* [Work required]:
Leave out the pictures and repeat every record exactly.

(Dataset items)
**********

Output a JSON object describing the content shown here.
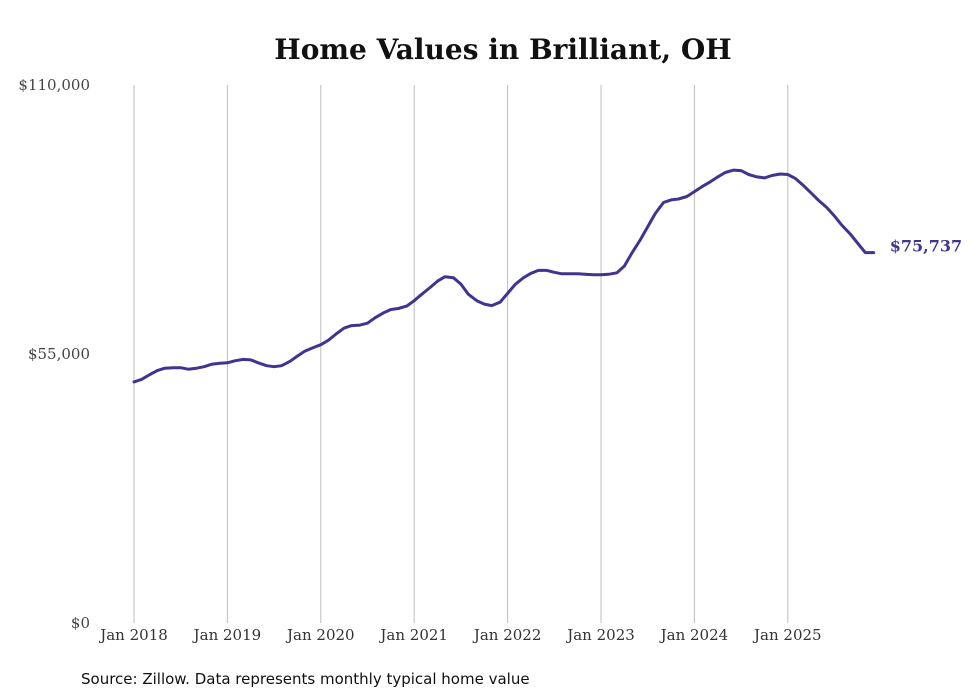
{
  "chart_data": {
    "type": "line",
    "title": "Home Values in Brilliant, OH",
    "xlabel": "",
    "ylabel": "",
    "ylim": [
      0,
      110000
    ],
    "y_ticks": [
      {
        "value": 0,
        "label": "$0"
      },
      {
        "value": 55000,
        "label": "$55,000"
      },
      {
        "value": 110000,
        "label": "$110,000"
      }
    ],
    "x_ticks": [
      {
        "value": 2018.0,
        "label": "Jan 2018"
      },
      {
        "value": 2019.0,
        "label": "Jan 2019"
      },
      {
        "value": 2020.0,
        "label": "Jan 2020"
      },
      {
        "value": 2021.0,
        "label": "Jan 2021"
      },
      {
        "value": 2022.0,
        "label": "Jan 2022"
      },
      {
        "value": 2023.0,
        "label": "Jan 2023"
      },
      {
        "value": 2024.0,
        "label": "Jan 2024"
      },
      {
        "value": 2025.0,
        "label": "Jan 2025"
      }
    ],
    "xlim": [
      2018.0,
      2025.92
    ],
    "grid": "vertical",
    "series": [
      {
        "name": "Typical home value",
        "color": "#3f3590",
        "end_label": "$75,737",
        "x": [
          2018.0,
          2018.08,
          2018.17,
          2018.25,
          2018.33,
          2018.42,
          2018.5,
          2018.58,
          2018.67,
          2018.75,
          2018.83,
          2018.92,
          2019.0,
          2019.08,
          2019.17,
          2019.25,
          2019.33,
          2019.42,
          2019.5,
          2019.58,
          2019.67,
          2019.75,
          2019.83,
          2019.92,
          2020.0,
          2020.08,
          2020.17,
          2020.25,
          2020.33,
          2020.42,
          2020.5,
          2020.58,
          2020.67,
          2020.75,
          2020.83,
          2020.92,
          2021.0,
          2021.08,
          2021.17,
          2021.25,
          2021.33,
          2021.42,
          2021.5,
          2021.58,
          2021.67,
          2021.75,
          2021.83,
          2021.92,
          2022.0,
          2022.08,
          2022.17,
          2022.25,
          2022.33,
          2022.42,
          2022.5,
          2022.58,
          2022.67,
          2022.75,
          2022.83,
          2022.92,
          2023.0,
          2023.08,
          2023.17,
          2023.25,
          2023.33,
          2023.42,
          2023.5,
          2023.58,
          2023.67,
          2023.75,
          2023.83,
          2023.92,
          2024.0,
          2024.08,
          2024.17,
          2024.25,
          2024.33,
          2024.42,
          2024.5,
          2024.58,
          2024.67,
          2024.75,
          2024.83,
          2024.92,
          2025.0,
          2025.08,
          2025.17,
          2025.25,
          2025.33,
          2025.42,
          2025.5,
          2025.58,
          2025.67,
          2025.75,
          2025.83,
          2025.92
        ],
        "values": [
          49300,
          49800,
          50800,
          51600,
          52100,
          52200,
          52200,
          51900,
          52100,
          52400,
          52900,
          53100,
          53200,
          53600,
          53900,
          53800,
          53200,
          52600,
          52400,
          52600,
          53500,
          54600,
          55600,
          56300,
          56900,
          57800,
          59200,
          60300,
          60800,
          60900,
          61300,
          62400,
          63400,
          64100,
          64300,
          64800,
          65900,
          67200,
          68600,
          69900,
          70800,
          70600,
          69300,
          67200,
          65900,
          65200,
          64900,
          65600,
          67400,
          69200,
          70600,
          71500,
          72100,
          72100,
          71700,
          71400,
          71400,
          71400,
          71300,
          71200,
          71200,
          71300,
          71600,
          73000,
          75600,
          78300,
          81000,
          83700,
          86000,
          86500,
          86700,
          87200,
          88200,
          89200,
          90200,
          91200,
          92100,
          92600,
          92500,
          91700,
          91200,
          91000,
          91500,
          91800,
          91700,
          90900,
          89400,
          87900,
          86400,
          84900,
          83200,
          81300,
          79500,
          77600,
          75737,
          75737
        ]
      }
    ]
  },
  "footer": {
    "source": "Source: Zillow. Data represents monthly typical home value"
  }
}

**********

* [Full output]:
Output a JSON object describing the content shown here.
{
  "chart_data": {
    "type": "line",
    "title": "Home Values in Brilliant, OH",
    "xlabel": "",
    "ylabel": "",
    "ylim": [
      0,
      110000
    ],
    "y_ticks": [
      {
        "value": 0,
        "label": "$0"
      },
      {
        "value": 55000,
        "label": "$55,000"
      },
      {
        "value": 110000,
        "label": "$110,000"
      }
    ],
    "x_ticks": [
      {
        "value": 2018.0,
        "label": "Jan 2018"
      },
      {
        "value": 2019.0,
        "label": "Jan 2019"
      },
      {
        "value": 2020.0,
        "label": "Jan 2020"
      },
      {
        "value": 2021.0,
        "label": "Jan 2021"
      },
      {
        "value": 2022.0,
        "label": "Jan 2022"
      },
      {
        "value": 2023.0,
        "label": "Jan 2023"
      },
      {
        "value": 2024.0,
        "label": "Jan 2024"
      },
      {
        "value": 2025.0,
        "label": "Jan 2025"
      }
    ],
    "xlim": [
      2018.0,
      2025.92
    ],
    "grid": "vertical",
    "series": [
      {
        "name": "Typical home value",
        "color": "#3f3590",
        "end_label": "$75,737",
        "x": [
          2018.0,
          2018.08,
          2018.17,
          2018.25,
          2018.33,
          2018.42,
          2018.5,
          2018.58,
          2018.67,
          2018.75,
          2018.83,
          2018.92,
          2019.0,
          2019.08,
          2019.17,
          2019.25,
          2019.33,
          2019.42,
          2019.5,
          2019.58,
          2019.67,
          2019.75,
          2019.83,
          2019.92,
          2020.0,
          2020.08,
          2020.17,
          2020.25,
          2020.33,
          2020.42,
          2020.5,
          2020.58,
          2020.67,
          2020.75,
          2020.83,
          2020.92,
          2021.0,
          2021.08,
          2021.17,
          2021.25,
          2021.33,
          2021.42,
          2021.5,
          2021.58,
          2021.67,
          2021.75,
          2021.83,
          2021.92,
          2022.0,
          2022.08,
          2022.17,
          2022.25,
          2022.33,
          2022.42,
          2022.5,
          2022.58,
          2022.67,
          2022.75,
          2022.83,
          2022.92,
          2023.0,
          2023.08,
          2023.17,
          2023.25,
          2023.33,
          2023.42,
          2023.5,
          2023.58,
          2023.67,
          2023.75,
          2023.83,
          2023.92,
          2024.0,
          2024.08,
          2024.17,
          2024.25,
          2024.33,
          2024.42,
          2024.5,
          2024.58,
          2024.67,
          2024.75,
          2024.83,
          2024.92,
          2025.0,
          2025.08,
          2025.17,
          2025.25,
          2025.33,
          2025.42,
          2025.5,
          2025.58,
          2025.67,
          2025.75,
          2025.83,
          2025.92
        ],
        "values": [
          49300,
          49800,
          50800,
          51600,
          52100,
          52200,
          52200,
          51900,
          52100,
          52400,
          52900,
          53100,
          53200,
          53600,
          53900,
          53800,
          53200,
          52600,
          52400,
          52600,
          53500,
          54600,
          55600,
          56300,
          56900,
          57800,
          59200,
          60300,
          60800,
          60900,
          61300,
          62400,
          63400,
          64100,
          64300,
          64800,
          65900,
          67200,
          68600,
          69900,
          70800,
          70600,
          69300,
          67200,
          65900,
          65200,
          64900,
          65600,
          67400,
          69200,
          70600,
          71500,
          72100,
          72100,
          71700,
          71400,
          71400,
          71400,
          71300,
          71200,
          71200,
          71300,
          71600,
          73000,
          75600,
          78300,
          81000,
          83700,
          86000,
          86500,
          86700,
          87200,
          88200,
          89200,
          90200,
          91200,
          92100,
          92600,
          92500,
          91700,
          91200,
          91000,
          91500,
          91800,
          91700,
          90900,
          89400,
          87900,
          86400,
          84900,
          83200,
          81300,
          79500,
          77600,
          75737,
          75737
        ]
      }
    ]
  },
  "footer": {
    "source": "Source: Zillow. Data represents monthly typical home value"
  }
}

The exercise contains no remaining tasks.